■ **TASK STATEMENT**: Can you rewrite the stretch of items from the very start through the line containing "bar (229, 413, 237, 441)" as a Markdown table with the columns Row and Line, numbering each row and leaving out blank lines?

■ **DATA ENTRIES**:
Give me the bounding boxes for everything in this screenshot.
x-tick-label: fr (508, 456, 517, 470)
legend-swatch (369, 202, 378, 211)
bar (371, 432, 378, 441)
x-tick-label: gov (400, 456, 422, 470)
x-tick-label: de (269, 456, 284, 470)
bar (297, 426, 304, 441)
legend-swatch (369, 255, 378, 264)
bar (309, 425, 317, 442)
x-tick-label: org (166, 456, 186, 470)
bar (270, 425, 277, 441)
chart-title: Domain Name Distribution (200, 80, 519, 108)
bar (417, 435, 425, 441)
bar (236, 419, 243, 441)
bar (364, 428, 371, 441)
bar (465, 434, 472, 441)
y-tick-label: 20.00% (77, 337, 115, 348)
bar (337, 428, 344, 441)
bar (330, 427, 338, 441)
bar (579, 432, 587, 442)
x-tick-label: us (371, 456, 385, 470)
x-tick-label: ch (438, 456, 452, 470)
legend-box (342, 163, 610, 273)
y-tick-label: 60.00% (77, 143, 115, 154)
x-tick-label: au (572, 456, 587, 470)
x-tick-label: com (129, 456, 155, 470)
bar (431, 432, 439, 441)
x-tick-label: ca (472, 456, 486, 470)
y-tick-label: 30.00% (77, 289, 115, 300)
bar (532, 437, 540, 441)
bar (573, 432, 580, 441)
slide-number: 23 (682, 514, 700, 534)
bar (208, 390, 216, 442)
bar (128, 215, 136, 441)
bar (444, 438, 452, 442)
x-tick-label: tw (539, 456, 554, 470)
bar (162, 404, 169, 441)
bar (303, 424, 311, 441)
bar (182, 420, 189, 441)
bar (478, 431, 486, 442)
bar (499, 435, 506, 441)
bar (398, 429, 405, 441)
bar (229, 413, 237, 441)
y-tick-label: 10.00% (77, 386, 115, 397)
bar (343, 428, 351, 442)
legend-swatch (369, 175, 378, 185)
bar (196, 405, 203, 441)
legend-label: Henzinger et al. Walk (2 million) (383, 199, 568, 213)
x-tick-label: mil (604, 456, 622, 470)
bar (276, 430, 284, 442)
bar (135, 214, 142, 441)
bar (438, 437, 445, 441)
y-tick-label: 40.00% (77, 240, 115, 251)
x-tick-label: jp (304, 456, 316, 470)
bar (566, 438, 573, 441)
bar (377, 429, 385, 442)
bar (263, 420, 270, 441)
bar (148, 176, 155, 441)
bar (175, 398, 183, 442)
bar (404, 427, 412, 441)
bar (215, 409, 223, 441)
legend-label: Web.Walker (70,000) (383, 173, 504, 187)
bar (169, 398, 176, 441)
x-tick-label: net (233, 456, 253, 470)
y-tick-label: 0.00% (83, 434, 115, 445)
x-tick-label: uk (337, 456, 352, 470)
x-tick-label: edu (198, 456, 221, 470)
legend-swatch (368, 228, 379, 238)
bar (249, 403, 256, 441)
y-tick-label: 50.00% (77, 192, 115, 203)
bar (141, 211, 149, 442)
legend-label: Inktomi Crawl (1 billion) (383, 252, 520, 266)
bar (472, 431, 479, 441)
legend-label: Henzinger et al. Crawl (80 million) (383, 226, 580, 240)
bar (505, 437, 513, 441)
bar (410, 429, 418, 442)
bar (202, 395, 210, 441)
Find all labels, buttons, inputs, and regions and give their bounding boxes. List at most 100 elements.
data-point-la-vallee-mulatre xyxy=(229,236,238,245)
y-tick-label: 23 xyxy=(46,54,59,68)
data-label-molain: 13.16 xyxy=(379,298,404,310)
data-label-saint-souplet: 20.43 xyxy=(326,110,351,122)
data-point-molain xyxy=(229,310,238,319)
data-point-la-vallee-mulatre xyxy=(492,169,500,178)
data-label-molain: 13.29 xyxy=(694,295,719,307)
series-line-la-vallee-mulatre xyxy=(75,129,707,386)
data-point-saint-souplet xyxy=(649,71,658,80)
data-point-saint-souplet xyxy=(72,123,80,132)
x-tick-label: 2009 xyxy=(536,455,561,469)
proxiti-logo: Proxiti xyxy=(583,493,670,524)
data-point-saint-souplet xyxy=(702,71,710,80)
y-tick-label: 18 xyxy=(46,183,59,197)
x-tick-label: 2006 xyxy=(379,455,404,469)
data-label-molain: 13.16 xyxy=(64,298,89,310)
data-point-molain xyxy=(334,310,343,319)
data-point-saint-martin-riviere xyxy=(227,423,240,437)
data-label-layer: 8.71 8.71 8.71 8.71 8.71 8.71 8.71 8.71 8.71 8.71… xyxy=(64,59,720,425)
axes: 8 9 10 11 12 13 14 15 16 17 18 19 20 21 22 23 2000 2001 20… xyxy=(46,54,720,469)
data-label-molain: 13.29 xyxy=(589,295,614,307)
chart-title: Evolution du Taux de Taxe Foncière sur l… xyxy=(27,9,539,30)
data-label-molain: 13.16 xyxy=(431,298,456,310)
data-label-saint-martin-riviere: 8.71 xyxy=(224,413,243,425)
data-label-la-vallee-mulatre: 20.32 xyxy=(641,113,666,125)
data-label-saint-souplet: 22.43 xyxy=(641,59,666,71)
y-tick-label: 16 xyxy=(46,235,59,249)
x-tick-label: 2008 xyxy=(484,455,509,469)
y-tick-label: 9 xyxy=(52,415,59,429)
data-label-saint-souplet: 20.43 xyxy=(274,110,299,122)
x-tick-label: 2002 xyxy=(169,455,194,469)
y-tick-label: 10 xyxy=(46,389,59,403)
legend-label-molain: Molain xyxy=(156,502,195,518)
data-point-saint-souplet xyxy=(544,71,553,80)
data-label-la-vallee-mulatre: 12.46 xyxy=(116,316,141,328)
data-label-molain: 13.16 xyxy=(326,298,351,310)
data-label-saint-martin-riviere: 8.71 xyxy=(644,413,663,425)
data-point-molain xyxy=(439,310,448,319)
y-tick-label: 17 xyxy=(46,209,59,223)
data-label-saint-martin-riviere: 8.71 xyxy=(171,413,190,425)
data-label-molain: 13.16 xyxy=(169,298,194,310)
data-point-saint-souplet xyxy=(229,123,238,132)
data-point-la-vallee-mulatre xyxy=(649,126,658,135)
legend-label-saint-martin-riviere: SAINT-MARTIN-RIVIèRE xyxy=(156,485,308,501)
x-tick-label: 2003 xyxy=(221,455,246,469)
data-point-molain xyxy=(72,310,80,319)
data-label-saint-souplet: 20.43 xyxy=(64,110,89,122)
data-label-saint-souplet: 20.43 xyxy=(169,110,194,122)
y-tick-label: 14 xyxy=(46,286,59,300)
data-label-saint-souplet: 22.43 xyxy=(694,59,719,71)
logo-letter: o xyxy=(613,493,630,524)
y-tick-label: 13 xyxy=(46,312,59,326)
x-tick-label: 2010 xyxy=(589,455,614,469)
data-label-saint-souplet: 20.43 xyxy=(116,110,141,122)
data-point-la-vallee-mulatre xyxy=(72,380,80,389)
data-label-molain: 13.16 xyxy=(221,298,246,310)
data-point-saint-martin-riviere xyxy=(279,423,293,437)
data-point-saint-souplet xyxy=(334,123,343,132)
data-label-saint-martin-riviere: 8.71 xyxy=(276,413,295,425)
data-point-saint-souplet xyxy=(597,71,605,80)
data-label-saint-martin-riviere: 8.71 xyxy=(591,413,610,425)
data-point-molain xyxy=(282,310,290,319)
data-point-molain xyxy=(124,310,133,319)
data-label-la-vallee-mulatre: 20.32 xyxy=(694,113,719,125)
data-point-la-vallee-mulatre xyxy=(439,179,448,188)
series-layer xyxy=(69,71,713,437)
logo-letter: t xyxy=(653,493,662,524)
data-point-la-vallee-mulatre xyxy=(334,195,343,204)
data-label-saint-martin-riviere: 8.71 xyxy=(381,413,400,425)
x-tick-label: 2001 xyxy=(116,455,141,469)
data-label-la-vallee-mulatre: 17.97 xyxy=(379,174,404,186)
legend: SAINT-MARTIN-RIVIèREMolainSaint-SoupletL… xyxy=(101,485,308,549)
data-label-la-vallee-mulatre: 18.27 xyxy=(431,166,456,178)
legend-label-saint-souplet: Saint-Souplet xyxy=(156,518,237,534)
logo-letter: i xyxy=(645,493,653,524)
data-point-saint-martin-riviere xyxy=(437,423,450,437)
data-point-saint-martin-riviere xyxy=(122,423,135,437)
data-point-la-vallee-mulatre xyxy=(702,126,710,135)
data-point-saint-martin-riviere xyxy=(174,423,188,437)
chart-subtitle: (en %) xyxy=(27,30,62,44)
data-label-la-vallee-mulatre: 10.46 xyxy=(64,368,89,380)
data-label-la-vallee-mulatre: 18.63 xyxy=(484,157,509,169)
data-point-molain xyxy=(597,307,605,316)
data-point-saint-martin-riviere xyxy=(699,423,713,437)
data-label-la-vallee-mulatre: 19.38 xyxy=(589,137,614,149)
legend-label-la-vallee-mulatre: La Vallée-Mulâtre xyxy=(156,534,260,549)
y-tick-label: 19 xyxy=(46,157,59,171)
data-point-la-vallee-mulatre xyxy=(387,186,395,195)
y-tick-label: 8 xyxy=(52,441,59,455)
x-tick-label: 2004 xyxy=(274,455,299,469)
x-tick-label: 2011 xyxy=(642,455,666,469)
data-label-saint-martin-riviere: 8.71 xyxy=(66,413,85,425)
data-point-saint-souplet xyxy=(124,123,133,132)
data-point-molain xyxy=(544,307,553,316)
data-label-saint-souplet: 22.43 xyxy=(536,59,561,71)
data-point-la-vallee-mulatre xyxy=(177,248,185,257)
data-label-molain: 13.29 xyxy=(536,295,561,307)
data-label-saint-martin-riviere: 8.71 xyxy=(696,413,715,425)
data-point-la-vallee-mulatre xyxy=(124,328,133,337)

■ **FULL OUTPUT**:
| Row | Line |
|---|---|
| 1 | Give me the bounding boxes for everything in this screenshot. |
| 2 | x-tick-label: fr (508, 456, 517, 470) |
| 3 | legend-swatch (369, 202, 378, 211) |
| 4 | bar (371, 432, 378, 441) |
| 5 | x-tick-label: gov (400, 456, 422, 470) |
| 6 | x-tick-label: de (269, 456, 284, 470) |
| 7 | bar (297, 426, 304, 441) |
| 8 | legend-swatch (369, 255, 378, 264) |
| 9 | bar (309, 425, 317, 442) |
| 10 | x-tick-label: org (166, 456, 186, 470) |
| 11 | bar (270, 425, 277, 441) |
| 12 | chart-title: Domain Name Distribution (200, 80, 519, 108) |
| 13 | bar (417, 435, 425, 441) |
| 14 | bar (236, 419, 243, 441) |
| 15 | bar (364, 428, 371, 441) |
| 16 | bar (465, 434, 472, 441) |
| 17 | y-tick-label: 20.00% (77, 337, 115, 348) |
| 18 | bar (337, 428, 344, 441) |
| 19 | bar (330, 427, 338, 441) |
| 20 | bar (579, 432, 587, 442) |
| 21 | x-tick-label: us (371, 456, 385, 470) |
| 22 | x-tick-label: ch (438, 456, 452, 470) |
| 23 | legend-box (342, 163, 610, 273) |
| 24 | y-tick-label: 60.00% (77, 143, 115, 154) |
| 25 | x-tick-label: au (572, 456, 587, 470) |
| 26 | x-tick-label: com (129, 456, 155, 470) |
| 27 | bar (431, 432, 439, 441) |
| 28 | x-tick-label: ca (472, 456, 486, 470) |
| 29 | y-tick-label: 30.00% (77, 289, 115, 300) |
| 30 | bar (532, 437, 540, 441) |
| 31 | bar (573, 432, 580, 441) |
| 32 | slide-number: 23 (682, 514, 700, 534) |
| 33 | bar (208, 390, 216, 442) |
| 34 | bar (128, 215, 136, 441) |
| 35 | bar (444, 438, 452, 442) |
| 36 | x-tick-label: tw (539, 456, 554, 470) |
| 37 | bar (162, 404, 169, 441) |
| 38 | bar (303, 424, 311, 441) |
| 39 | bar (182, 420, 189, 441) |
| 40 | bar (478, 431, 486, 442) |
| 41 | bar (499, 435, 506, 441) |
| 42 | bar (398, 429, 405, 441) |
| 43 | bar (229, 413, 237, 441) |